** What to do **
**A.** In the instancemanager post, rewrite the paragraph that begins "Assumption: you've installed instancemanager" as a short bulleted list. Keep its main facts.
**B.** List every setting name that gets a value in the config shown in the instancemanager post.
**C.** From the instancemanager post, write out the part starting at "With all the" up to and including "adapt the location.", with no changes.

** Source excerpt **
^^^^
With all the recent ploneout and ploneenv explanations on how to set up plone 3.0, I'd thought it a good time to chip in with the news that instancemanager also works just fine with plone 3.0. Jean-Paul Ladage added a few lines of code recently that allows instancemanager to install stuff into your zope instance's lib/ directory.

Assumption: you've installed instancemanager and if needed, you've changed its config to suit your taste. After that, you only need to do instancemanager fresh plone30 and you're set. If needed it does an "svn checkout" of plone 3.0's sources. Here's the config:

  # If you've already got a checkout, adapt the location.
  symlinkbundle_sources = [
      {'source': 'plone30',
       'url': 'http://svn.plone.org/svn/plone/bundles/3.0'},
      {'source': 'plone30-lib',
       'url': 'http://svn.plone.org/svn/plone/bundles/3.0-lib',
       'pylib': True},
      ]
  # Adapt the zope version to what you've got.
  zope_version = '2.10.2'
  port = 3000  # Adapt to your taste
  plone_site_name = 'plone'
  user = 'test'
  password = 'test'

Works pretty much like charm. As an addition, I'm thinking about adding an optional call to workingenv so that it would be easy to install eggs locally to that specific zope instance. Support for eggs is pretty much needed, so I guess it will happen pretty soon :-)
^^^^
** Provided records **
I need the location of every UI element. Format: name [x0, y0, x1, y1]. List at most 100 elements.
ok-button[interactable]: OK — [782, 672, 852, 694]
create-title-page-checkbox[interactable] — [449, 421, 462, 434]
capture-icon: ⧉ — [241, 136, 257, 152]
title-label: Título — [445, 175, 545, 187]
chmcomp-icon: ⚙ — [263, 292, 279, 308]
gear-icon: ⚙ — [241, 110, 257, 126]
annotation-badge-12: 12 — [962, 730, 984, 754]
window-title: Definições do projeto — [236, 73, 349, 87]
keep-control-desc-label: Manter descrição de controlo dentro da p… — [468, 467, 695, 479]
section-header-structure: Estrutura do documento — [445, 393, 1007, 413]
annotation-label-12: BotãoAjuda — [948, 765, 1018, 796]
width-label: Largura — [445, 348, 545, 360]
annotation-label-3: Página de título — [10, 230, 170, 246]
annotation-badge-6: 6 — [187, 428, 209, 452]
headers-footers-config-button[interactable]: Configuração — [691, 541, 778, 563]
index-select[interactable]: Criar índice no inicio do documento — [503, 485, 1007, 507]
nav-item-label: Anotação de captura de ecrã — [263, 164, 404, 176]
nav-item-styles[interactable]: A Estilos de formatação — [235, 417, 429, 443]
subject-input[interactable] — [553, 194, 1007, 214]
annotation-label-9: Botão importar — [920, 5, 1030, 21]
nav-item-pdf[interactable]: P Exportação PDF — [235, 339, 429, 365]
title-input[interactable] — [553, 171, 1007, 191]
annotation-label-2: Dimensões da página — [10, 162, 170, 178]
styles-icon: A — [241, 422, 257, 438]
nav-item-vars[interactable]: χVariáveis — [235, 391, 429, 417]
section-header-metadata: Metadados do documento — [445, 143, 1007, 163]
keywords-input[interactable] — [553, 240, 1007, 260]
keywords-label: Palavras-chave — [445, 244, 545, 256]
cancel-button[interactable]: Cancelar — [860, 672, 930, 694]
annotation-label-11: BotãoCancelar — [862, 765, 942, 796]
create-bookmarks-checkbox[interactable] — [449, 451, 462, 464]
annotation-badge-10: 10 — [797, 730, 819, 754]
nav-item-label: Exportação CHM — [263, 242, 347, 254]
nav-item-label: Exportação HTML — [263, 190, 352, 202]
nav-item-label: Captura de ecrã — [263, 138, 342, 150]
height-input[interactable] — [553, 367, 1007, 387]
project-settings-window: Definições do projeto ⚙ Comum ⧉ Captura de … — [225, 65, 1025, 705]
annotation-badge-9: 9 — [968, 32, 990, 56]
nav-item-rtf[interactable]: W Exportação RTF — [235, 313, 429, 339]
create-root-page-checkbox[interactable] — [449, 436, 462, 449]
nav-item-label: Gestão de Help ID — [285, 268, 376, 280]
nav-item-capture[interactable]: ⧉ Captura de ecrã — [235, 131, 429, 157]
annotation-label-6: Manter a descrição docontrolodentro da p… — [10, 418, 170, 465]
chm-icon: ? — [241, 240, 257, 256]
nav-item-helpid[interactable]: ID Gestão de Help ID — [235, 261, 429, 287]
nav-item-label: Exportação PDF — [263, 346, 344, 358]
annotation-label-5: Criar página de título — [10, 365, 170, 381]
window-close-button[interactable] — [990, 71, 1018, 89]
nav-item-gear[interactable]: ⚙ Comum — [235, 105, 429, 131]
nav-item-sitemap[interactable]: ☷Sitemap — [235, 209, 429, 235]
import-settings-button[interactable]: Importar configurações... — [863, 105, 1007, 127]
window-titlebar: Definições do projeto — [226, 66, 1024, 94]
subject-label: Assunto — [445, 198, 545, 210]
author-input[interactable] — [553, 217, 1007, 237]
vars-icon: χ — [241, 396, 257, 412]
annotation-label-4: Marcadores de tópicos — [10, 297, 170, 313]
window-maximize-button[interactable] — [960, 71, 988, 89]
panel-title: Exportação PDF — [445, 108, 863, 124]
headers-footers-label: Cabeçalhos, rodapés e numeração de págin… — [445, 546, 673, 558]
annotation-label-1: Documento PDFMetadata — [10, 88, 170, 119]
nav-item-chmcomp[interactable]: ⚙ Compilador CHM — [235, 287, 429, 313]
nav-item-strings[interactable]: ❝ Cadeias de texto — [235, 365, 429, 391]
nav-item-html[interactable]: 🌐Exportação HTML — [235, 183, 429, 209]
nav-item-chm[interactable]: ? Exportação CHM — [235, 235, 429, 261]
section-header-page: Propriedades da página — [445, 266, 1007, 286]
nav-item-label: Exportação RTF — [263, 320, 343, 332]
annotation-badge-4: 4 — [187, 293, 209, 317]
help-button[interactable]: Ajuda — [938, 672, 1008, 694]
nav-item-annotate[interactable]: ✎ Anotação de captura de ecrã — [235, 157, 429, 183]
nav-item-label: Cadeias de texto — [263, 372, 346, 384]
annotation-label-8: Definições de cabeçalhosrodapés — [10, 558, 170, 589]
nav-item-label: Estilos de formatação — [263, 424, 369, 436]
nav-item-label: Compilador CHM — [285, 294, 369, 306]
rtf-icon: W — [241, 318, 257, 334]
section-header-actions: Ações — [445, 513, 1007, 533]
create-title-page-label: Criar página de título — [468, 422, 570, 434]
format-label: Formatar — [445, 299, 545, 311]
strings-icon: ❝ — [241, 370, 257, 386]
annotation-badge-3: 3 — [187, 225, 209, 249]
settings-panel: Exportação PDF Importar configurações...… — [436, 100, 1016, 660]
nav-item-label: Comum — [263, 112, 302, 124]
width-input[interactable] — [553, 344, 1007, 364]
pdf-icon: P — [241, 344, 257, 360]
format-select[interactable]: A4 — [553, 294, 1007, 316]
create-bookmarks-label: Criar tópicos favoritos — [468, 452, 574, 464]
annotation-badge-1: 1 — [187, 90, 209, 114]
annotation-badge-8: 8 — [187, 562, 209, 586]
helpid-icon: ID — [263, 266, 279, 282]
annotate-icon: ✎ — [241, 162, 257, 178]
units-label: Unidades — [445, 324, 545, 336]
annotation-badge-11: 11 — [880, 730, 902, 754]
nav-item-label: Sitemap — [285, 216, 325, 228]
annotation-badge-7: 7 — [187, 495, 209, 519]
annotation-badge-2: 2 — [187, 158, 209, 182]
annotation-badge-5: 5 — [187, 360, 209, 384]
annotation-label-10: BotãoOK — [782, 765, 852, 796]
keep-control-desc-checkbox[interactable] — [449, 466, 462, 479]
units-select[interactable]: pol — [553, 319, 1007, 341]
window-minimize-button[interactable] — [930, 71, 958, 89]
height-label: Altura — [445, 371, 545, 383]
^^^^
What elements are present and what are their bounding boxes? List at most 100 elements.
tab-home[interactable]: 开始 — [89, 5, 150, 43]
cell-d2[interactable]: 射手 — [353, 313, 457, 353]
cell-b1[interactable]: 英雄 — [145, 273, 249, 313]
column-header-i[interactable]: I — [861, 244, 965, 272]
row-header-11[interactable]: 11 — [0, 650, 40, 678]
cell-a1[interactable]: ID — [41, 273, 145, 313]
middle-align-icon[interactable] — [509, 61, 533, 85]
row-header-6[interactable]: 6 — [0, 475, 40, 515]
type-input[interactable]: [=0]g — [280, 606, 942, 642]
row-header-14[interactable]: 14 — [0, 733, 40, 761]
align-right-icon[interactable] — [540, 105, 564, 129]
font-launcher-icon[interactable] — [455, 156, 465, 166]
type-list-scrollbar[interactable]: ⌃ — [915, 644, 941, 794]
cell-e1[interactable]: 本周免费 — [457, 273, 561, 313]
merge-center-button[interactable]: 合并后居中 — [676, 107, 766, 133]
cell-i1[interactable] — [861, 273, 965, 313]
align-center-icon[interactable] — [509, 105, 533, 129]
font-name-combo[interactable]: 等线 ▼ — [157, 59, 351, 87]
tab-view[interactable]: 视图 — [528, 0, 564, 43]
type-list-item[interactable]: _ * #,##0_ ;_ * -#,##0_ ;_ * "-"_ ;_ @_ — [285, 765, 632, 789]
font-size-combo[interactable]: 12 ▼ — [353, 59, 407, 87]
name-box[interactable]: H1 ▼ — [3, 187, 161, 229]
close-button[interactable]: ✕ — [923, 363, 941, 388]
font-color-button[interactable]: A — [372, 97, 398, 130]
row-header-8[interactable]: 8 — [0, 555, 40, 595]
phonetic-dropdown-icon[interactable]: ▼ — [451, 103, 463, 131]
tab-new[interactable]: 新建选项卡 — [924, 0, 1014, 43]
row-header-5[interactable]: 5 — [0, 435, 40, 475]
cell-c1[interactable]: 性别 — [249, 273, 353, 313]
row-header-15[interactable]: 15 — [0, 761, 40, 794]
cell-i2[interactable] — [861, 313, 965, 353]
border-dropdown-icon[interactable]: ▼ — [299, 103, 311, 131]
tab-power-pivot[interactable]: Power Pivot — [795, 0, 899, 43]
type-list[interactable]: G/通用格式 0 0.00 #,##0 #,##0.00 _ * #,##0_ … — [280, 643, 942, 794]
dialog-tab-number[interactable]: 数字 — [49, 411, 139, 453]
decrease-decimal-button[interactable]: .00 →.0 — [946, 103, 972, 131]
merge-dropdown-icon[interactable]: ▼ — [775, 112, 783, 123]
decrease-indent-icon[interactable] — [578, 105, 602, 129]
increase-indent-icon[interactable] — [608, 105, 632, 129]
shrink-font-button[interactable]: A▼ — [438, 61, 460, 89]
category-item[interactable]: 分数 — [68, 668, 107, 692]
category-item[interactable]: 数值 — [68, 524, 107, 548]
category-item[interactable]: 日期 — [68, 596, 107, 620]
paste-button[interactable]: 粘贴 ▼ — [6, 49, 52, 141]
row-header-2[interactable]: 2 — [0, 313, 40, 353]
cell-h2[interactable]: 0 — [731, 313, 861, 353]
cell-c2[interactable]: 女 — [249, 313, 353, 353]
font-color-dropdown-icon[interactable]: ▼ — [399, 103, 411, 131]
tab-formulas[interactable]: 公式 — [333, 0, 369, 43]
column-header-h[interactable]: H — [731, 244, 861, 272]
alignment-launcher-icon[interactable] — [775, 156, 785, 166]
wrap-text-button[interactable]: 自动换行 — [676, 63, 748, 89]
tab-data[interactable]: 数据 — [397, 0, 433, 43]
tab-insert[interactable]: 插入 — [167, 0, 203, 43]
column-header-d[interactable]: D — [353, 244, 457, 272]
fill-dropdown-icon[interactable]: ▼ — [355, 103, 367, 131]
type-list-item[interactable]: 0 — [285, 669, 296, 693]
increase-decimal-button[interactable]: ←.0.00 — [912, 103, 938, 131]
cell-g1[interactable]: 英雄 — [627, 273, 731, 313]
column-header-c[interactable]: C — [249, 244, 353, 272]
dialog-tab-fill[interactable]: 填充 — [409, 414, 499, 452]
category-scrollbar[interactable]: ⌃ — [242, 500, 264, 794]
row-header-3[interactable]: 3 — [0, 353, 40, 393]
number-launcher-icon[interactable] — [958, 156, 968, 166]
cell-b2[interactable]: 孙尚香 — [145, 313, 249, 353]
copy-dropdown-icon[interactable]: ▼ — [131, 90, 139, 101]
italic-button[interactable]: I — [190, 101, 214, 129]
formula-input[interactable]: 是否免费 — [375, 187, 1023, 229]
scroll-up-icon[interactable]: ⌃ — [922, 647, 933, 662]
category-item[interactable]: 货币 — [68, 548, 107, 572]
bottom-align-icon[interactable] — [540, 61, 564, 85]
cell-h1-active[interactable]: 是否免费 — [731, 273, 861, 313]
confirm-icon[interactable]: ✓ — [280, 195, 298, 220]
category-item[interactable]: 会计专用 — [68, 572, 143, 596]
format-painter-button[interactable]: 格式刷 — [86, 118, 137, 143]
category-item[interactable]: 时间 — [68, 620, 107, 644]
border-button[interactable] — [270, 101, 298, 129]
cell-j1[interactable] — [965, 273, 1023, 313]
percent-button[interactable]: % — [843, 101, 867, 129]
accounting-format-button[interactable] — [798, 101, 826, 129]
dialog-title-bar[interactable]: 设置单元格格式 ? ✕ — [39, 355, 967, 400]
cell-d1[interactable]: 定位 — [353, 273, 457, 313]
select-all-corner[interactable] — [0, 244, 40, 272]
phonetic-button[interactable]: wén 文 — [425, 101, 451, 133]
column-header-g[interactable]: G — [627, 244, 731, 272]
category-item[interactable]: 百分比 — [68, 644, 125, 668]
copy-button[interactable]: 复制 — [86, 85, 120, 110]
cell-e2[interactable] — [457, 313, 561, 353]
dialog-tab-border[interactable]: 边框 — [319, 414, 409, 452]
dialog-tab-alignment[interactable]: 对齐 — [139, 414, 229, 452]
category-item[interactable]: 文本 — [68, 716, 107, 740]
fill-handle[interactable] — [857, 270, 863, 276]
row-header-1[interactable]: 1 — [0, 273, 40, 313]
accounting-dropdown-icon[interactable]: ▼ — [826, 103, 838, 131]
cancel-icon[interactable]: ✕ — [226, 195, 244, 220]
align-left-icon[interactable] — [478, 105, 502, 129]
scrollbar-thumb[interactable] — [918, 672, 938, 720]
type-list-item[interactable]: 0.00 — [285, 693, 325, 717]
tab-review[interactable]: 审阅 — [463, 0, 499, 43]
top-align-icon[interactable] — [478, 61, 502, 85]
^^^^
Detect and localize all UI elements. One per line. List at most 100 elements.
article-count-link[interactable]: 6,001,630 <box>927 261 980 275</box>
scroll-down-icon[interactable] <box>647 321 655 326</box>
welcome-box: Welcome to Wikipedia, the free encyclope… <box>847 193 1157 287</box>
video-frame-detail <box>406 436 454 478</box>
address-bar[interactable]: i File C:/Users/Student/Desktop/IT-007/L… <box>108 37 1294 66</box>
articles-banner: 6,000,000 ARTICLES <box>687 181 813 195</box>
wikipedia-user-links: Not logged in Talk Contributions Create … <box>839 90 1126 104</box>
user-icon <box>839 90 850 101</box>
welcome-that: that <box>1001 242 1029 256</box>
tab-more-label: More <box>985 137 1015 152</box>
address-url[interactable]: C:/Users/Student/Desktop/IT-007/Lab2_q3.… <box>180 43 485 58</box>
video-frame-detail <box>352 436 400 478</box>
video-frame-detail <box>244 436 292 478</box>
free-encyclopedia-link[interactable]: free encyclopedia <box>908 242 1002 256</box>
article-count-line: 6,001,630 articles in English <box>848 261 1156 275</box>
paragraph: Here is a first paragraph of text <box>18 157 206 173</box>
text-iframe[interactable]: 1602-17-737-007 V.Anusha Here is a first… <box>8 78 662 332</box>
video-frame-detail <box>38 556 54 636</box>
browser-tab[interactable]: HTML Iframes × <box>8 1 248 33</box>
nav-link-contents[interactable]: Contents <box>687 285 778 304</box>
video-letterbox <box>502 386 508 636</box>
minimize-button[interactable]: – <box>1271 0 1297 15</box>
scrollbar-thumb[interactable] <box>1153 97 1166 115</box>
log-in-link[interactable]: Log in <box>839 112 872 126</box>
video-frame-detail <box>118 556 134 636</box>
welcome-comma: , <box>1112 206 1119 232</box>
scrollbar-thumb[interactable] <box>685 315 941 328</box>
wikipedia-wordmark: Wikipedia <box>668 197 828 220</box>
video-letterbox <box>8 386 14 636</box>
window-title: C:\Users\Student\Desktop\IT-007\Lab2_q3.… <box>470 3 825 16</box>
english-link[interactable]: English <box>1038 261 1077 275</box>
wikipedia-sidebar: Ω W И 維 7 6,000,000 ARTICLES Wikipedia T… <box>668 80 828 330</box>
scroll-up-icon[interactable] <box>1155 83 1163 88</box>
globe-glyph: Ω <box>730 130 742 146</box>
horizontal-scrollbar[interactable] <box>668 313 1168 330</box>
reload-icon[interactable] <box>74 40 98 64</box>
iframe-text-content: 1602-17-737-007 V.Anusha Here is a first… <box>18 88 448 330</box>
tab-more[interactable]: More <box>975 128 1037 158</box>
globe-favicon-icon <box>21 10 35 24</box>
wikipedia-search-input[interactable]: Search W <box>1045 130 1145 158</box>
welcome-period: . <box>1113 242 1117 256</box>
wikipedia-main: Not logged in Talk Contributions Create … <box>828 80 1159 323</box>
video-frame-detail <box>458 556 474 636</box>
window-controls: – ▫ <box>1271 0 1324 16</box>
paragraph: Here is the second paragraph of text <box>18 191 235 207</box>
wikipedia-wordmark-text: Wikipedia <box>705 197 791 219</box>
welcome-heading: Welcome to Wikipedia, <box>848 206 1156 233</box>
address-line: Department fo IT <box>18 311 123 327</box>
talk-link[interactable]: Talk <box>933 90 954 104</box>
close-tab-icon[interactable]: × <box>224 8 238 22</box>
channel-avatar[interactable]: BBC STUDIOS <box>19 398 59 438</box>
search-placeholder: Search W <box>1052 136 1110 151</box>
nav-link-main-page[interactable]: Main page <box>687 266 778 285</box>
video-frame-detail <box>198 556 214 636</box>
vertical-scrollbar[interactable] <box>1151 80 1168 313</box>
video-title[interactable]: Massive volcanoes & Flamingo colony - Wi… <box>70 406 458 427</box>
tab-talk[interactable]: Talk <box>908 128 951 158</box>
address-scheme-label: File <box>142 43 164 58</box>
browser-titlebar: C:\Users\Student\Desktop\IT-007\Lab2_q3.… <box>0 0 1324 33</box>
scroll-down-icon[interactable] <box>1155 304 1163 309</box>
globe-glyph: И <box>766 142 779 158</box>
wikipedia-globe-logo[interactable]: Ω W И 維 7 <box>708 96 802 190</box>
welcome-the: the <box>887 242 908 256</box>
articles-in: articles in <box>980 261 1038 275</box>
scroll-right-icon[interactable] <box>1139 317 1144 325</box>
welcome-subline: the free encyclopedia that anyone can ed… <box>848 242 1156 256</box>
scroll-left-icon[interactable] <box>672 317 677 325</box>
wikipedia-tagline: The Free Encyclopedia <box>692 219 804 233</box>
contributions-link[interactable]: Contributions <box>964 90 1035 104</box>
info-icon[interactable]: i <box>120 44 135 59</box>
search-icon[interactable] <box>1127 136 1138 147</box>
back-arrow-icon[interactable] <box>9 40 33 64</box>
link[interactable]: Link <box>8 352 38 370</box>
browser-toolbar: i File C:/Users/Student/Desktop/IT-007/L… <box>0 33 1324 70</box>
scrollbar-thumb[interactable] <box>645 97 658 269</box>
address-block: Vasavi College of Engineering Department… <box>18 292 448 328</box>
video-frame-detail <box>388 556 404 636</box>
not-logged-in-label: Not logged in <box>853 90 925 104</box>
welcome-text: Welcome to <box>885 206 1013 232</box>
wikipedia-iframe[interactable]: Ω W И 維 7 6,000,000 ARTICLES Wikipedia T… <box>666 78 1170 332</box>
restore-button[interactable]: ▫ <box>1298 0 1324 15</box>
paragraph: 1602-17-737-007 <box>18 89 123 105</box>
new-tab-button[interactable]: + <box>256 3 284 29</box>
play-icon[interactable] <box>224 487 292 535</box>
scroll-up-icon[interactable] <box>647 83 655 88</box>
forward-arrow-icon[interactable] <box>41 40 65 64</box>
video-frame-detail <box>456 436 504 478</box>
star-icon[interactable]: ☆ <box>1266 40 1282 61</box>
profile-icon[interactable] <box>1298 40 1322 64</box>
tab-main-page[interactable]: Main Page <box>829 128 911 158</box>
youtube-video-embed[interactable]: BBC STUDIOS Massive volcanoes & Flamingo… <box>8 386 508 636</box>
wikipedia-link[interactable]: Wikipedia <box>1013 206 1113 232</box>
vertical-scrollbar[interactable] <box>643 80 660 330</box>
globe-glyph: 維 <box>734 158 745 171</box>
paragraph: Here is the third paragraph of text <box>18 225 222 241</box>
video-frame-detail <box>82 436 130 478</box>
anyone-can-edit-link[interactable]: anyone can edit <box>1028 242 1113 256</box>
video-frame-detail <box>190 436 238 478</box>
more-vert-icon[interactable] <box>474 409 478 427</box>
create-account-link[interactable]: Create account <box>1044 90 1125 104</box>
^^^^
** Complete answers **
**A.**
- You need instancemanager installed, with its config changed to suit your taste if needed.
- Then you only need to run "instancemanager fresh plone30".
- If needed, it does an "svn checkout" of Plone 3.0's sources.
- The config for this follows the paragraph.

**B.**
- symlinkbundle_sources
- zope_version
- port
- plone_site_name
- user
- password

**C.**
With all the recent ploneout and ploneenv explanations on how to set up plone 3.0, I'd thought it a good time to chip in with the news that instancemanager also works just fine with plone 3.0. Jean-Paul Ladage added a few lines of code recently that allows instancemanager to install stuff into your zope instance's lib/ directory.

Assumption: you've installed instancemanager and if needed, you've changed its config to suit your taste. After that, you only need to do instancemanager fresh plone30 and you're set. If needed it does an "svn checkout" of plone 3.0's sources. Here's the config:

  # If you've already got a checkout, adapt the location.